[DOCUMENT SECTION]:
──────

“You have to record things; whether they're pretty or not, they're important.”—Jean Eustache
The rigorous and pitilessly personal work of Jean Eustache (1938–1981) investigates and illustrates the mutual influence between cinema and life. “An ethnologist of his own reality” (Serge Daney), Eustache documented the archaic rituals of the French provinces and the mating habits of post-1968 Parisians with the same detached fascination. His experience was the raw material for narratives that are both unvarnished and tightly scripted, including the centerpiece of his career, The Mother and the Whore (1973), a scathing record of sexual misbehavior filmed in his own apartment. His approach explores and finally disregards the distinction between documentary and fiction; reality is just another genre. “I have no point of view; I am my point of view,” he said. And: “The films I made are as autobiographical as fiction can be.”
Born in Pessac, near Bordeaux, and reared by his grandmother until being sent to live with his mother in coastal Narbonne—a shift depicted in My Little Loves (1975)—Eustache eventually made his way to Paris. There he began frequenting the offices of Cahiers du cinéma, where his wife was a secretary; the films of Cahiers editor Eric Rohmer were among Eustache's early inspirations. Working alongside the New Wave, Eustache was never exactly a part of it; his status as a working-class provincial autodidact and his relentless skepticism about all faiths, including the creeds of bohemianism and progressive politics, marked him as a perennial outsider. Concluding a life of restless creativity and notorious dissipation, he shot himself at age forty-three.
While Eustache is a cult name among cinephiles, few in the United States have seen his films other than The Mother and the Whore. This series is a rare chance to discover Eustache the archivist, narrative trickster, and relentless experimenter for whom film was not just a matter of aesthetics or morals, but “a question of the human condition.”

──────

[INSTRUCTIONS]:
1) In the text on Jean Eustache, where was Eustache born?
2) Duplicate the part of the text on Jean Eustache starting with "Born in Pessac, near" and going on through "at age forty-three.".
3) List every named place (town, city or country) that appears in the text on Jean Eustache.
The records below have nothing to do with the text on Jean Eustache.

──────

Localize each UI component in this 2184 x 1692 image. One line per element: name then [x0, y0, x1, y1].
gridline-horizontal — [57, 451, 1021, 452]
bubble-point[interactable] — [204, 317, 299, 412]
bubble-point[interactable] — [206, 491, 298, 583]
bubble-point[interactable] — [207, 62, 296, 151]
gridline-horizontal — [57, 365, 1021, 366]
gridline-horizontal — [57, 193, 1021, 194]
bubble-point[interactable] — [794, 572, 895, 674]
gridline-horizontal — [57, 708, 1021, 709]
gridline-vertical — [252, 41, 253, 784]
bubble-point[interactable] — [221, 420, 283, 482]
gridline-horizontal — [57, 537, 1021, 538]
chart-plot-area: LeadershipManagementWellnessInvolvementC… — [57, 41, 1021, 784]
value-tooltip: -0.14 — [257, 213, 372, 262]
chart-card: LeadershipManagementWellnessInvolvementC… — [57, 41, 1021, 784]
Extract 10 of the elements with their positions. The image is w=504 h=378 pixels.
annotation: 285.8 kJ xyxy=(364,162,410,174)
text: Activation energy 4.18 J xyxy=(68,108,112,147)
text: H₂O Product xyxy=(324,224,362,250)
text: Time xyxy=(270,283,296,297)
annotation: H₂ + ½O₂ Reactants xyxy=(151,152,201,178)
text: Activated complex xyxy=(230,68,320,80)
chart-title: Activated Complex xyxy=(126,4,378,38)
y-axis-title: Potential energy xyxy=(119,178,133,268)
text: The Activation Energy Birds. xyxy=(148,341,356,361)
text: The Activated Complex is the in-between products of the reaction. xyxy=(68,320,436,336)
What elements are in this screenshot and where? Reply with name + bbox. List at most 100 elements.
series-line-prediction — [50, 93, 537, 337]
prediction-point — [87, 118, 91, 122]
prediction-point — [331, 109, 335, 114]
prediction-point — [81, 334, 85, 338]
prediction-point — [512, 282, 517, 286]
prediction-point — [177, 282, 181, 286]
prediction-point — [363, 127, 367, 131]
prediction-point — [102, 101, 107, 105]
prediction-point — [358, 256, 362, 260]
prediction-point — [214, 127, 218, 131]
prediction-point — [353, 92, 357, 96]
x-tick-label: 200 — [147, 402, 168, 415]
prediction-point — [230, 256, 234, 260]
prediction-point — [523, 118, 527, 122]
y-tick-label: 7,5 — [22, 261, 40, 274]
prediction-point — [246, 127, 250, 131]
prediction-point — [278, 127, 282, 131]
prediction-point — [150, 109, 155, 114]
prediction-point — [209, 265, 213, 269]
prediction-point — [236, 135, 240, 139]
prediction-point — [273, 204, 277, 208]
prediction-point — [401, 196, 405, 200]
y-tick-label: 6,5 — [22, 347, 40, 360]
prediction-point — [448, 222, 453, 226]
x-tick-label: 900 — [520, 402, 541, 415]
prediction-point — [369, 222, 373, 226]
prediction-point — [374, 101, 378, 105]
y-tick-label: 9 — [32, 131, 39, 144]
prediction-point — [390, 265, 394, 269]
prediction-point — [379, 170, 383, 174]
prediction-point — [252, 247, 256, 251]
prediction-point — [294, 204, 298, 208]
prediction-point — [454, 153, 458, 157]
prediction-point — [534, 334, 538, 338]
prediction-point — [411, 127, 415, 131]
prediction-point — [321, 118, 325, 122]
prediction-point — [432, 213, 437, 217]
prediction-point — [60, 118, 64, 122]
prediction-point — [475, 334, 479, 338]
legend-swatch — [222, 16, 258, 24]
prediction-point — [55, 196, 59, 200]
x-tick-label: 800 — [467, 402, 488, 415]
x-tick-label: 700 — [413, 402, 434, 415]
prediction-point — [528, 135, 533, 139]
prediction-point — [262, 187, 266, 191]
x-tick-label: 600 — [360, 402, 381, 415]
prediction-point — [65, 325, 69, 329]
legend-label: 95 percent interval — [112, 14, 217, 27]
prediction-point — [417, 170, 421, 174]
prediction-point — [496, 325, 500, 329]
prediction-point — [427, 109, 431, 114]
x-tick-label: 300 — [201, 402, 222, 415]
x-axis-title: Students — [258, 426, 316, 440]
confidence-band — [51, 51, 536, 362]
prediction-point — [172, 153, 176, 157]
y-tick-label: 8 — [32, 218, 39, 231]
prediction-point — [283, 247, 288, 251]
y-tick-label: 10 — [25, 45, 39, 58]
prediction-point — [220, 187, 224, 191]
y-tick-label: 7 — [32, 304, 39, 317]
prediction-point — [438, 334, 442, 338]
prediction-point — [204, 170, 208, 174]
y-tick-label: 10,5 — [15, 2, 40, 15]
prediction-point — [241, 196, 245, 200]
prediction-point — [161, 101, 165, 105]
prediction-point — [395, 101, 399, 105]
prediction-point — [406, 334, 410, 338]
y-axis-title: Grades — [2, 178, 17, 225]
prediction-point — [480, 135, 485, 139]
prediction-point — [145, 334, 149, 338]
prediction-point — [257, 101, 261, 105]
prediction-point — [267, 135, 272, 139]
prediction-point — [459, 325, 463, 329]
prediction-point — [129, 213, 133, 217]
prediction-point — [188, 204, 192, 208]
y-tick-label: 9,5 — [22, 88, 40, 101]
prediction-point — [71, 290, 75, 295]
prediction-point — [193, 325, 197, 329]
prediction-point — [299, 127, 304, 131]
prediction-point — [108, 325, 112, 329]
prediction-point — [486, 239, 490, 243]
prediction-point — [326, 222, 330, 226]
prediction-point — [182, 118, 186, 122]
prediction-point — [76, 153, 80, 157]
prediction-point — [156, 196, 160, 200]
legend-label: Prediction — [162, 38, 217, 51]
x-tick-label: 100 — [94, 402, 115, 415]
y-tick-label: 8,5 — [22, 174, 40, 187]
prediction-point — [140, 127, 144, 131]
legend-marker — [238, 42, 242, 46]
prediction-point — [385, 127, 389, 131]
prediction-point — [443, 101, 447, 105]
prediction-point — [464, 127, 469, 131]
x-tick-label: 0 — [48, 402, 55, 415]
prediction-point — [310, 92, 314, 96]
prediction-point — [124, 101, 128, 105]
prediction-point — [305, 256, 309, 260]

──────

[SOLUTIONS TO THE EXERCISE]:
1) In Pessac, near Bordeaux.

2)
Born in Pessac, near Bordeaux, and reared by his grandmother until being sent to live with his mother in coastal Narbonne—a shift depicted in My Little Loves (1975)—Eustache eventually made his way to Paris. There he began frequenting the offices of Cahiers du cinéma, where his wife was a secretary; the films of Cahiers editor Eric Rohmer were among Eustache's early inspirations. Working alongside the New Wave, Eustache was never exactly a part of it; his status as a working-class provincial autodidact and his relentless skepticism about all faiths, including the creeds of bohemianism and progressive politics, marked him as a perennial outsider. Concluding a life of restless creativity and notorious dissipation, he shot himself at age forty-three.

3) Pessac, Bordeaux, Narbonne, Paris, the United States